Records:
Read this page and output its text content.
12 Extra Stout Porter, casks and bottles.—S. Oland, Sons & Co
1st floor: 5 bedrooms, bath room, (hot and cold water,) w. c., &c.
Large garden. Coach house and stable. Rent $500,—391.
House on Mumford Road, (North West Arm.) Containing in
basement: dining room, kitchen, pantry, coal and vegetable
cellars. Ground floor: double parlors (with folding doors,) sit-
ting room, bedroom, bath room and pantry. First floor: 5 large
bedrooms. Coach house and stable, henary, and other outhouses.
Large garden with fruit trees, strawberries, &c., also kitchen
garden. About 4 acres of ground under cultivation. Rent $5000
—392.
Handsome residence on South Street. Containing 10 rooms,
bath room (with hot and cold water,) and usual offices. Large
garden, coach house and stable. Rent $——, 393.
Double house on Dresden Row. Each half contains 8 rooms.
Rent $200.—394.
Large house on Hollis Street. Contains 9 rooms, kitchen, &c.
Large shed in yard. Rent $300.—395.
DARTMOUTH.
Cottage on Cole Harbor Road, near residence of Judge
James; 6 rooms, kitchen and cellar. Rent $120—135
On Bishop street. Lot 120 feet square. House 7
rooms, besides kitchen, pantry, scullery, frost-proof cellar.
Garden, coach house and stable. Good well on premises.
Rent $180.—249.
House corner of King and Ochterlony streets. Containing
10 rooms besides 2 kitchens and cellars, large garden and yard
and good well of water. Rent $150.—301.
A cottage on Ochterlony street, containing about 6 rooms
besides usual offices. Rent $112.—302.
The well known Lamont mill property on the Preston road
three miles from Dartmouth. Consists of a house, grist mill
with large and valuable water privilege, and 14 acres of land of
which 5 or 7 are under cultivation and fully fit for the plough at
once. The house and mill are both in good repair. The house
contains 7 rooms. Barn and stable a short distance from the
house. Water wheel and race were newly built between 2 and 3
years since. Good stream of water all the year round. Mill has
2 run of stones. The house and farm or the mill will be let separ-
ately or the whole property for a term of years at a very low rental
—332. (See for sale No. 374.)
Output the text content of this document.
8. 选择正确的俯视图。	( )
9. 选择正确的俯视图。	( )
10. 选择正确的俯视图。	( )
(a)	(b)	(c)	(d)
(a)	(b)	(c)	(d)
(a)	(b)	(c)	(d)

Goal: Report every line in the data above in which the word "cellars" appears.

Solved problem:
cellars. Ground floor: double parlors (with folding doors,) sit-
10 rooms besides 2 kitchens and cellars, large garden and yard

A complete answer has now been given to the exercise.